++++ SOURCE DATA

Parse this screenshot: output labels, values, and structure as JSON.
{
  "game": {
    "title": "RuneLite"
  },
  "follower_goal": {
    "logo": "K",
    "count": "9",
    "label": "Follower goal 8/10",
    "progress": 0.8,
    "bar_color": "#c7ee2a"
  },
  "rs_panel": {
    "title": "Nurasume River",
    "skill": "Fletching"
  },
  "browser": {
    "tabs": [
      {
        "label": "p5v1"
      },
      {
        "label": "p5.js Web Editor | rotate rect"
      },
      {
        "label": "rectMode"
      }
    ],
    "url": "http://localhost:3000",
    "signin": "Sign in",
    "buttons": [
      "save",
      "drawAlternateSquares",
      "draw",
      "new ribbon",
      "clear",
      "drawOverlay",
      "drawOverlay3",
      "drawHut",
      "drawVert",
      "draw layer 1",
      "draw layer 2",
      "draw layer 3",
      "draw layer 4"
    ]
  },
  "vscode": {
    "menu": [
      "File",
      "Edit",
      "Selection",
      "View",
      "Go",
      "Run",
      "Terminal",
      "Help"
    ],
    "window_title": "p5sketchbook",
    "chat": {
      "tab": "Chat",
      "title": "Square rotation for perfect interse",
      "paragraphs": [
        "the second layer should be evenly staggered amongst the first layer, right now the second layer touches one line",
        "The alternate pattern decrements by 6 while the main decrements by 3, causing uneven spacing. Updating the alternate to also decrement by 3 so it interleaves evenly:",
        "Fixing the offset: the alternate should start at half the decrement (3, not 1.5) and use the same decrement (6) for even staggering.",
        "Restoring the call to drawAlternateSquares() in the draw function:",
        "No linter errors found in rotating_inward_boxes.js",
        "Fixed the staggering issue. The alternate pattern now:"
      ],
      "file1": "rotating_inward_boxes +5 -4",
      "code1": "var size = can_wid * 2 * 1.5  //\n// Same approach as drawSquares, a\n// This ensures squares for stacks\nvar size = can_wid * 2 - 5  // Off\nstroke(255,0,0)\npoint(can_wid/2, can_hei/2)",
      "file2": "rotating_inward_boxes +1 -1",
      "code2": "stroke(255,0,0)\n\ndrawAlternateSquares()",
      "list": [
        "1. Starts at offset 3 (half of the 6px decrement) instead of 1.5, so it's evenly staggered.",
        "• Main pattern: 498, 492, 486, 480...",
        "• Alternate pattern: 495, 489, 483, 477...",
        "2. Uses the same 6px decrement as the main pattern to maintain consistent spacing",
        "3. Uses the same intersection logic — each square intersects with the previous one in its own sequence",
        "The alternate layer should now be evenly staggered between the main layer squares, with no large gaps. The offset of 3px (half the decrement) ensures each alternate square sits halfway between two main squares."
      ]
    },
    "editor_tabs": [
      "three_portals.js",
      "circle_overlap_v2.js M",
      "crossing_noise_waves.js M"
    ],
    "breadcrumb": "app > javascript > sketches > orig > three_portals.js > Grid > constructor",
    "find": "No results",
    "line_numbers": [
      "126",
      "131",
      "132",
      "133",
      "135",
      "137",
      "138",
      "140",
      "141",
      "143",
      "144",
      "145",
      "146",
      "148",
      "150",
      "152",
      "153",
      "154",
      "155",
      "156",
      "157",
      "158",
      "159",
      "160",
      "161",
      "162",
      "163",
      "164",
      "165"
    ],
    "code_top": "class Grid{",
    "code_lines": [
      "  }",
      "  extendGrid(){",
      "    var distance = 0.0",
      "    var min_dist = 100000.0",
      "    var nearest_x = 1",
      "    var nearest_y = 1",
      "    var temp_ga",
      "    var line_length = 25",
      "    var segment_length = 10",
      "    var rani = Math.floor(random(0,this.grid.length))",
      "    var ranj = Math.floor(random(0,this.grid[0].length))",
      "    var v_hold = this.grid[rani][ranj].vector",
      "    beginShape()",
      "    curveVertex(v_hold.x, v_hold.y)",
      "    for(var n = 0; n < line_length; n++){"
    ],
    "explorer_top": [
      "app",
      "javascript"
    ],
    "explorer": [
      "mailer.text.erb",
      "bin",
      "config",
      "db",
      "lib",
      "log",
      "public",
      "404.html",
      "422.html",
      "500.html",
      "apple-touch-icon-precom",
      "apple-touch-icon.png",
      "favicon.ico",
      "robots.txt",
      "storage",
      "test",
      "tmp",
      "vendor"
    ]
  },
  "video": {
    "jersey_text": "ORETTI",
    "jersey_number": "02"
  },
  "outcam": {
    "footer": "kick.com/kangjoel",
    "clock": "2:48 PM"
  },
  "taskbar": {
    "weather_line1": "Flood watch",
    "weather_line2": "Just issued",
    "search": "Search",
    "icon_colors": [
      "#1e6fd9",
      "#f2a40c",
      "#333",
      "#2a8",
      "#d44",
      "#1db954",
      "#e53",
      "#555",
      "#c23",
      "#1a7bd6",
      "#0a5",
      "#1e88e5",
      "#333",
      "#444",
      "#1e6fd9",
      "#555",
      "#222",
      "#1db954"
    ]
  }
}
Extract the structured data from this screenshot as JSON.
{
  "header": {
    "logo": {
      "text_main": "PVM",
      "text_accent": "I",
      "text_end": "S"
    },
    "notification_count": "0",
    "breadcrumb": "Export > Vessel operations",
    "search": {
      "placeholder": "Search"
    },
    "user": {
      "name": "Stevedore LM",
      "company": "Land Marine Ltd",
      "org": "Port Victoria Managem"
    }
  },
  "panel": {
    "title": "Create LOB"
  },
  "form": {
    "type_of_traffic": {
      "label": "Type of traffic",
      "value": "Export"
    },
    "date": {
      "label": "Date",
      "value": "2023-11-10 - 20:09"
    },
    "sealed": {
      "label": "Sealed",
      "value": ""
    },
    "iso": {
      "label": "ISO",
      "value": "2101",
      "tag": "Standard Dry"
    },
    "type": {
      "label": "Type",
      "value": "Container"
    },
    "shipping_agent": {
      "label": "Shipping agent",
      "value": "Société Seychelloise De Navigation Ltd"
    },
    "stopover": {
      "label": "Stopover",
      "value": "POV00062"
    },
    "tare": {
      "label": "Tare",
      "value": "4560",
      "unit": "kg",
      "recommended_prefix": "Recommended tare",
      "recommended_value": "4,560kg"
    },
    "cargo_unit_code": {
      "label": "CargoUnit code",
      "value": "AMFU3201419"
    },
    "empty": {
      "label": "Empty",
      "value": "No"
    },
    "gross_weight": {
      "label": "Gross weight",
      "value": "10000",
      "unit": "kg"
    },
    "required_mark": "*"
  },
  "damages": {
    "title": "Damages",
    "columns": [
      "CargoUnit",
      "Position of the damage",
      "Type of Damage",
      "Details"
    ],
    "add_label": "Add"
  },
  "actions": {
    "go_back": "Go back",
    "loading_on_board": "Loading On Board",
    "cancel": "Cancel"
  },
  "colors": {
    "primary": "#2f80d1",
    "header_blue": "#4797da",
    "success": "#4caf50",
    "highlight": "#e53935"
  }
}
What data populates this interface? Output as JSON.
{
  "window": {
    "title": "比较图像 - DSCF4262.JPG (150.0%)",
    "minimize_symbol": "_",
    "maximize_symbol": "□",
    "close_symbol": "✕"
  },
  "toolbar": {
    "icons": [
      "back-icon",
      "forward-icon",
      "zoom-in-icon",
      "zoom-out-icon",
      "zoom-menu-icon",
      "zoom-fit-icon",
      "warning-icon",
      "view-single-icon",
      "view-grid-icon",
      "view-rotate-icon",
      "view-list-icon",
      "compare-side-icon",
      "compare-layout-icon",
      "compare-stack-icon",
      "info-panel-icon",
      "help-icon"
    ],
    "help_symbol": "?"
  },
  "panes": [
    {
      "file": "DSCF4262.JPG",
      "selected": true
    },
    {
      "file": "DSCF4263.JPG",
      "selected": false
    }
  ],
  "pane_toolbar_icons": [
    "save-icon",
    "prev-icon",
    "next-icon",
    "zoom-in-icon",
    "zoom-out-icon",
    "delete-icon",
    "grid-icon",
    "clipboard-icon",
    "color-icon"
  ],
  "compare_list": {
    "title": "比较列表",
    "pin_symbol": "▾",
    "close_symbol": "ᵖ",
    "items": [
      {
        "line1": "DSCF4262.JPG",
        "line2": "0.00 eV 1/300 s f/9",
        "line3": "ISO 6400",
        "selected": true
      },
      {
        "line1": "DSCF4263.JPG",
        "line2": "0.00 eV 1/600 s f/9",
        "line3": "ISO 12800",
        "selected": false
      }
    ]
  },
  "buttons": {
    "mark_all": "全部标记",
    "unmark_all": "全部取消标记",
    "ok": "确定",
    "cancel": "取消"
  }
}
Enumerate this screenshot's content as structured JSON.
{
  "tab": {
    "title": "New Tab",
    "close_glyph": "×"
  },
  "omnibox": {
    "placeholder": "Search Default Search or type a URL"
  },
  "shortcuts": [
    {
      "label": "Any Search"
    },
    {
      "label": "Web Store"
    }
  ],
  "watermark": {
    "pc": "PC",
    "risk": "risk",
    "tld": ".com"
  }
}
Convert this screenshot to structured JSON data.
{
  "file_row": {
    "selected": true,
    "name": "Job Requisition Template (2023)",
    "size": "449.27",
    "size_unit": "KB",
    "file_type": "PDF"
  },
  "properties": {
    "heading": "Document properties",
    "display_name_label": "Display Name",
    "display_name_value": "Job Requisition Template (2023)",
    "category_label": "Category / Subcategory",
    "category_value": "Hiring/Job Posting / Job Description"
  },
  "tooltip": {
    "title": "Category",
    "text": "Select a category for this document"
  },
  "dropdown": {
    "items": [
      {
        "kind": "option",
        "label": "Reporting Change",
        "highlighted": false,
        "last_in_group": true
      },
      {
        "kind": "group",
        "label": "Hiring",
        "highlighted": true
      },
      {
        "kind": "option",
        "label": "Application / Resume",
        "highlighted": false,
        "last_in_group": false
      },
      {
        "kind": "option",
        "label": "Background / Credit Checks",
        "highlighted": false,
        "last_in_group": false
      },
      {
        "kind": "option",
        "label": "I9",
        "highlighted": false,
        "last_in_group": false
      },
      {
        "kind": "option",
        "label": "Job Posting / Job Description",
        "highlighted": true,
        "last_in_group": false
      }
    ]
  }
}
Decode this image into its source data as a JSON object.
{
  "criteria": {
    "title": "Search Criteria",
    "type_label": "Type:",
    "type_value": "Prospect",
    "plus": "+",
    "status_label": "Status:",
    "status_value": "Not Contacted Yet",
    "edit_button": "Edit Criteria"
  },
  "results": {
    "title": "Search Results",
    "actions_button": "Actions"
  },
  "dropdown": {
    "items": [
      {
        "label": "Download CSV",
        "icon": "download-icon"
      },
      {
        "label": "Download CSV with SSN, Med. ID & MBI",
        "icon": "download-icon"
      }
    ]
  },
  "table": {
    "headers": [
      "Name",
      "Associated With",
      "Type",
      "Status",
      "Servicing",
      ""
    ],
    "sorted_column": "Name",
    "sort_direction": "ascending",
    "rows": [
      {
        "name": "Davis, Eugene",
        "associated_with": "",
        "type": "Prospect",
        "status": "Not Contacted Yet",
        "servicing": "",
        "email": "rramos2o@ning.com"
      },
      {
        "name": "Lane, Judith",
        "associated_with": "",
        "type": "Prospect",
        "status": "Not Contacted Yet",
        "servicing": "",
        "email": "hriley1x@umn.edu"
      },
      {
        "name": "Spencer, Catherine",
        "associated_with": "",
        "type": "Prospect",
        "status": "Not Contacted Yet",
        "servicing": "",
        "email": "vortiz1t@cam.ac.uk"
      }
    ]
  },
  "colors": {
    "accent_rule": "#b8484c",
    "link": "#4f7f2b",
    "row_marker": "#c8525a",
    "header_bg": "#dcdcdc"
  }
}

++++++++

- **CHALLENGE**
Consider the entries above and return each line with the string "spacing".

- **TASK SOLUTION**
        "The alternate pattern decrements by 6 while the main decrements by 3, causing uneven spacing. Updating the alternate to also decrement by 3 so it interleaves evenly:",
        "2. Uses the same 6px decrement as the main pattern to maintain consistent spacing",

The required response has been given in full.